▶ [Written problem]
Extract the listing below in full, unchanged.
########################################
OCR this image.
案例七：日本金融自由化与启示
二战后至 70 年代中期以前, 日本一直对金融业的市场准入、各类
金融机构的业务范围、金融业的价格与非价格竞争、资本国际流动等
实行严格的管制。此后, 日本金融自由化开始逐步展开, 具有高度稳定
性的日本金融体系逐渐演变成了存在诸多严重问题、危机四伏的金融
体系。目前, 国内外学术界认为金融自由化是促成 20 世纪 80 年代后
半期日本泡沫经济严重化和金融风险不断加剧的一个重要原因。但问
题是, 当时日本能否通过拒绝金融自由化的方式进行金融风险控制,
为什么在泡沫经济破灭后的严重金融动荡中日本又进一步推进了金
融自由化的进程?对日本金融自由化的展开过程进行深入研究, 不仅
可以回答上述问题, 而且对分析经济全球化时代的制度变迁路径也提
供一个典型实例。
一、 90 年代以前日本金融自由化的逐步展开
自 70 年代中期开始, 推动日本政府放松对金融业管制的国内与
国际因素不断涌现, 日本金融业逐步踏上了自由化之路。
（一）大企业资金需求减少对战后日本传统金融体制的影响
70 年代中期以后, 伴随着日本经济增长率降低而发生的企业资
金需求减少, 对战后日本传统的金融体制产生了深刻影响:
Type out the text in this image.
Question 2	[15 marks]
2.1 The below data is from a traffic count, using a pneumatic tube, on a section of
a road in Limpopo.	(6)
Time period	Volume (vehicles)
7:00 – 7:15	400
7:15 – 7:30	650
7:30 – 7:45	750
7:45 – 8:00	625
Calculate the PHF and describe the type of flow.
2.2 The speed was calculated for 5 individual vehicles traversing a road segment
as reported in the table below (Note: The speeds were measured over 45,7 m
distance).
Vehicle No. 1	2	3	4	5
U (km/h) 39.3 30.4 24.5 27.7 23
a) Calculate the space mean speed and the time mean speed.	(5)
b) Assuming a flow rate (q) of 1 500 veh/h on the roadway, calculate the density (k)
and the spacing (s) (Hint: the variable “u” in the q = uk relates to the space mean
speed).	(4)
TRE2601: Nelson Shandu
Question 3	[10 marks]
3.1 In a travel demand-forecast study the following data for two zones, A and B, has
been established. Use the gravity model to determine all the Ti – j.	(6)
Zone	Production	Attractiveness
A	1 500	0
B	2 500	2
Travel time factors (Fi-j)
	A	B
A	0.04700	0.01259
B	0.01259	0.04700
########################################
▶ [Reply]
OCR this image.
案例七：日本金融自由化与启示
二战后至 70 年代中期以前, 日本一直对金融业的市场准入、各类
金融机构的业务范围、金融业的价格与非价格竞争、资本国际流动等
实行严格的管制。此后, 日本金融自由化开始逐步展开, 具有高度稳定
性的日本金融体系逐渐演变成了存在诸多严重问题、危机四伏的金融
体系。目前, 国内外学术界认为金融自由化是促成 20 世纪 80 年代后
半期日本泡沫经济严重化和金融风险不断加剧的一个重要原因。但问
题是, 当时日本能否通过拒绝金融自由化的方式进行金融风险控制,
为什么在泡沫经济破灭后的严重金融动荡中日本又进一步推进了金
融自由化的进程?对日本金融自由化的展开过程进行深入研究, 不仅
可以回答上述问题, 而且对分析经济全球化时代的制度变迁路径也提
供一个典型实例。
一、 90 年代以前日本金融自由化的逐步展开
自 70 年代中期开始, 推动日本政府放松对金融业管制的国内与
国际因素不断涌现, 日本金融业逐步踏上了自由化之路。
（一）大企业资金需求减少对战后日本传统金融体制的影响
70 年代中期以后, 伴随着日本经济增长率降低而发生的企业资
金需求减少, 对战后日本传统的金融体制产生了深刻影响:
Type out the text in this image.
Question 2	[15 marks]
2.1 The below data is from a traffic count, using a pneumatic tube, on a section of
a road in Limpopo.	(6)
Time period	Volume (vehicles)
7:00 – 7:15	400
7:15 – 7:30	650
7:30 – 7:45	750
7:45 – 8:00	625
Calculate the PHF and describe the type of flow.
2.2 The speed was calculated for 5 individual vehicles traversing a road segment
as reported in the table below (Note: The speeds were measured over 45,7 m
distance).
Vehicle No. 1	2	3	4	5
U (km/h) 39.3 30.4 24.5 27.7 23
a) Calculate the space mean speed and the time mean speed.	(5)
b) Assuming a flow rate (q) of 1 500 veh/h on the roadway, calculate the density (k)
and the spacing (s) (Hint: the variable “u” in the q = uk relates to the space mean
speed).	(4)
TRE2601: Nelson Shandu
Question 3	[10 marks]
3.1 In a travel demand-forecast study the following data for two zones, A and B, has
been established. Use the gravity model to determine all the Ti – j.	(6)
Zone	Production	Attractiveness
A	1 500	0
B	2 500	2
Travel time factors (Fi-j)
	A	B
A	0.04700	0.01259
B	0.01259	0.04700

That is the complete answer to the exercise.